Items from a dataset
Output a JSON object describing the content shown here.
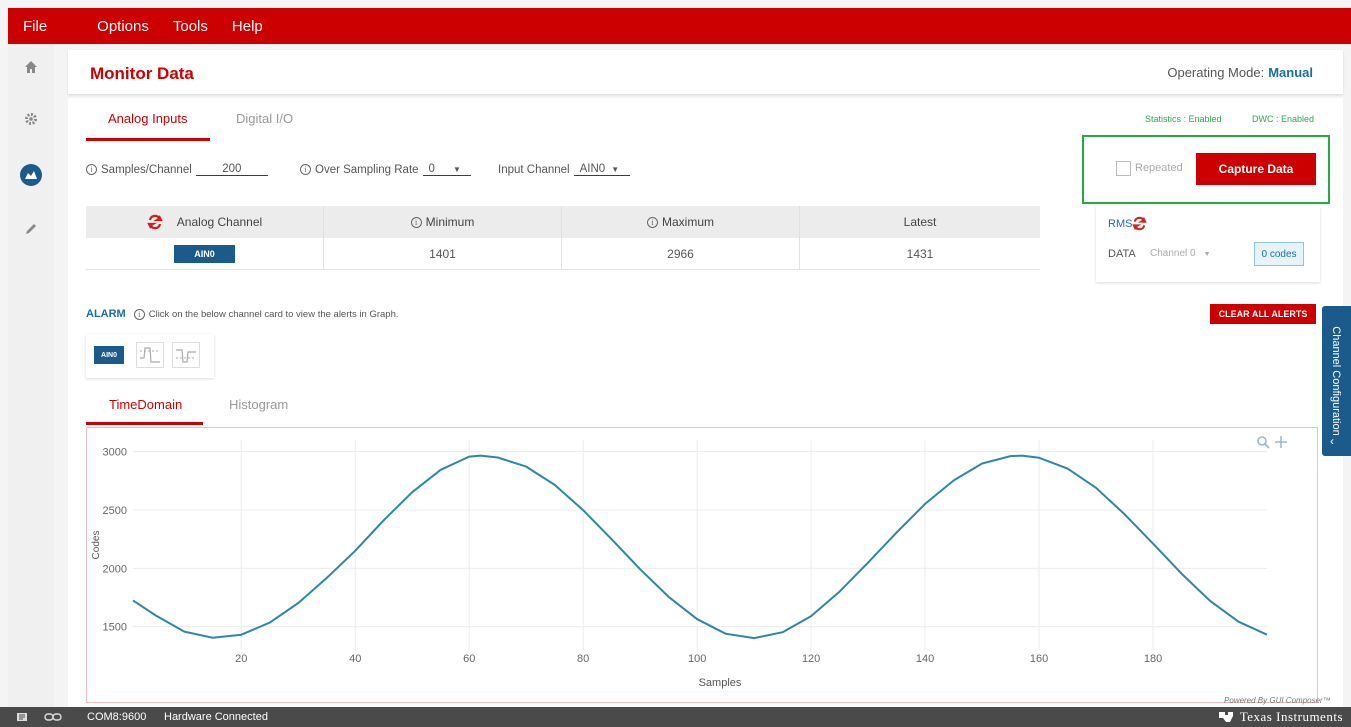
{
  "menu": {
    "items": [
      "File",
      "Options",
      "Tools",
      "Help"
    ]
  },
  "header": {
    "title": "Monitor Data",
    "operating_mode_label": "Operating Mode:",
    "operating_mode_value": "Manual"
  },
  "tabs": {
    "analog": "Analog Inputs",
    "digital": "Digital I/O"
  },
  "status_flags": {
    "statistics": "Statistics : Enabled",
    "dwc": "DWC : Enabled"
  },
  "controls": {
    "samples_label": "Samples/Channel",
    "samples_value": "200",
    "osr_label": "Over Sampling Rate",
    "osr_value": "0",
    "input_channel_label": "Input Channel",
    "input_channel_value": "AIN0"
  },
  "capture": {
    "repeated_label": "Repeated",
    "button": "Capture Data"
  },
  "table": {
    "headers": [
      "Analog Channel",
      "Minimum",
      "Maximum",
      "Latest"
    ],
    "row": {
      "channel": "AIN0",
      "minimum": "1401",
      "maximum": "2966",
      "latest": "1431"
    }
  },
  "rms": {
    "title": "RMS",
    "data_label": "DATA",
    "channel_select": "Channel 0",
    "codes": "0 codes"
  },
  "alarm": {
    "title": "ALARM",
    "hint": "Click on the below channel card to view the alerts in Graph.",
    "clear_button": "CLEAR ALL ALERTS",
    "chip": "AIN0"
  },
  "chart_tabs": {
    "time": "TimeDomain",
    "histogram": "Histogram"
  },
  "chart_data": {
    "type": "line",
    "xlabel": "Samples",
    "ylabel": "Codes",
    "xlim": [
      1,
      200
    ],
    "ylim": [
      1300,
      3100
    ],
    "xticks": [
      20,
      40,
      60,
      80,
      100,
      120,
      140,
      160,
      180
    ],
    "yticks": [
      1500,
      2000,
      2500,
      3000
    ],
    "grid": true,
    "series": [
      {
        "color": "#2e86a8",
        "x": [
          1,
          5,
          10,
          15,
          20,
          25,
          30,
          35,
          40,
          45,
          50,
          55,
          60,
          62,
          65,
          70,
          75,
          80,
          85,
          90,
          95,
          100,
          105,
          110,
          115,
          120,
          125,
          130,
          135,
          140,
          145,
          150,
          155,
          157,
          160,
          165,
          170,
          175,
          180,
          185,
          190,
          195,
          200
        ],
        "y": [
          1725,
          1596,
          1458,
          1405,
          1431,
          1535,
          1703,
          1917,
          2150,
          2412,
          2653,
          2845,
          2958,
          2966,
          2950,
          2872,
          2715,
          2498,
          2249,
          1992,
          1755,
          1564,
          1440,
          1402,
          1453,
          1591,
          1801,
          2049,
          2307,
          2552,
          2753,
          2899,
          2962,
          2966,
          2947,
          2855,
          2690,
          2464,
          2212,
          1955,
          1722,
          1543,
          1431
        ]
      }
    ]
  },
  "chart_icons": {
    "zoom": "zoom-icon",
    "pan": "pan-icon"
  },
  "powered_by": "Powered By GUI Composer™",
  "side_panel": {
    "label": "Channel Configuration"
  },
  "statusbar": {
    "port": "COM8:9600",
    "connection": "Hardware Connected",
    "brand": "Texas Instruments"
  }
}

---

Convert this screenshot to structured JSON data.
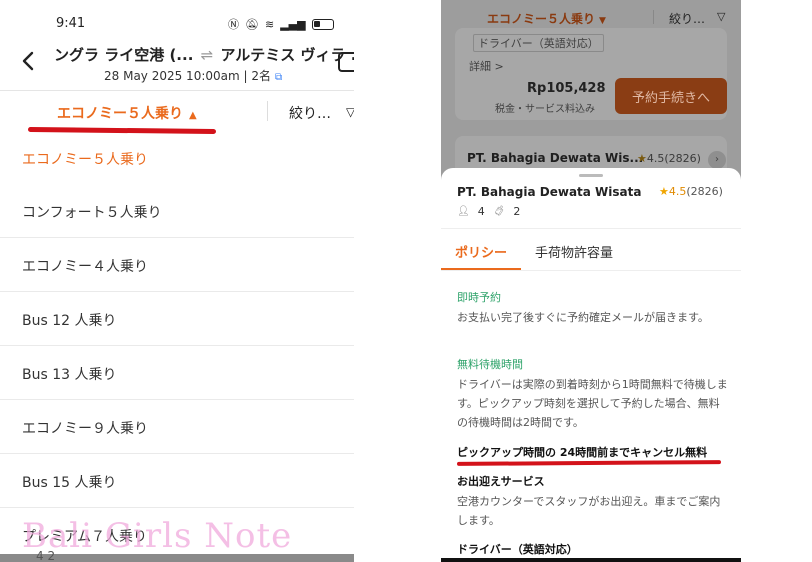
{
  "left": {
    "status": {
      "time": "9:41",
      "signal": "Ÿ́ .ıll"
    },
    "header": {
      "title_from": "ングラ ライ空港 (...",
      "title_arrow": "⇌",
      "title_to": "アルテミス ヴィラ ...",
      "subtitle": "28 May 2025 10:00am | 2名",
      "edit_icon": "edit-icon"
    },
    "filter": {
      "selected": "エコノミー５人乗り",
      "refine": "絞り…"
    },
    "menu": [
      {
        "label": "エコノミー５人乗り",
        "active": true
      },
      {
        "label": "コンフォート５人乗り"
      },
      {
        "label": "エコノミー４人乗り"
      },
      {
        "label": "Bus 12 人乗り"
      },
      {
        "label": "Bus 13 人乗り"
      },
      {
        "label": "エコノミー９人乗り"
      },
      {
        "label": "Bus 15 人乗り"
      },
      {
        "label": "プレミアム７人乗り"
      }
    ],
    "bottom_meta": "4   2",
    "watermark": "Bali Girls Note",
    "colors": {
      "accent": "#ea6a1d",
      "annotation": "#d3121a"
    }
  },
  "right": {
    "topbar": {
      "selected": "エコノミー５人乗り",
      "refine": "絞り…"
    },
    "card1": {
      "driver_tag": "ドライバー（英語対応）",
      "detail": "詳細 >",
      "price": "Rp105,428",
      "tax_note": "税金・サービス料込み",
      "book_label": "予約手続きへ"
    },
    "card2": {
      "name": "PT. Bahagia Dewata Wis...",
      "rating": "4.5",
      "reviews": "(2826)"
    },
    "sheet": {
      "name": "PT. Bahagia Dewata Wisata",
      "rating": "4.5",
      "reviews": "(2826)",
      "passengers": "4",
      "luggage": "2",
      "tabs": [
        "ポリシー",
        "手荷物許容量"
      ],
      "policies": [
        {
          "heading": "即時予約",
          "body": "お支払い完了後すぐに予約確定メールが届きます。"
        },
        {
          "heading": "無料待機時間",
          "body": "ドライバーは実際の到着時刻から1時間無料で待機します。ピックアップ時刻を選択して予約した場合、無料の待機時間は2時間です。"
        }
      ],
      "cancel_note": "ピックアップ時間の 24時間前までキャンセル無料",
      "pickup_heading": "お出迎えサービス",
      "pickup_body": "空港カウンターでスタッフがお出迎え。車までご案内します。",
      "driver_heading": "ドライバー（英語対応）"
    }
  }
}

...

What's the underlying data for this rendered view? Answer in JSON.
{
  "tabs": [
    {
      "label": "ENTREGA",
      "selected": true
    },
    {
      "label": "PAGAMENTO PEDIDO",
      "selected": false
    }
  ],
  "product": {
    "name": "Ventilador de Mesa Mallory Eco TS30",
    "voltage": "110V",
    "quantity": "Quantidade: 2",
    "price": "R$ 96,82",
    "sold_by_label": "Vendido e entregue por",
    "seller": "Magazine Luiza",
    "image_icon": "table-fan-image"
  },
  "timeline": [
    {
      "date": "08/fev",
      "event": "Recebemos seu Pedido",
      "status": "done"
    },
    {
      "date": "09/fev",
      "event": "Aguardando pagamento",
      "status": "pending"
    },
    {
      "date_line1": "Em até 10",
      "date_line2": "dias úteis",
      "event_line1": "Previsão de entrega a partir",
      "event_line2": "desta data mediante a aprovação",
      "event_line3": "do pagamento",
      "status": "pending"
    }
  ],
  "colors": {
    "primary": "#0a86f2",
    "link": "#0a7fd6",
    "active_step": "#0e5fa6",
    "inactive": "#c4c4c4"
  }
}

_What you are asked to do_
Above are the records. Identify each line that contains the word "英語対応".

_Full solution_
      "driver_tag": "ドライバー（英語対応）",
      "driver_heading": "ドライバー（英語対応）"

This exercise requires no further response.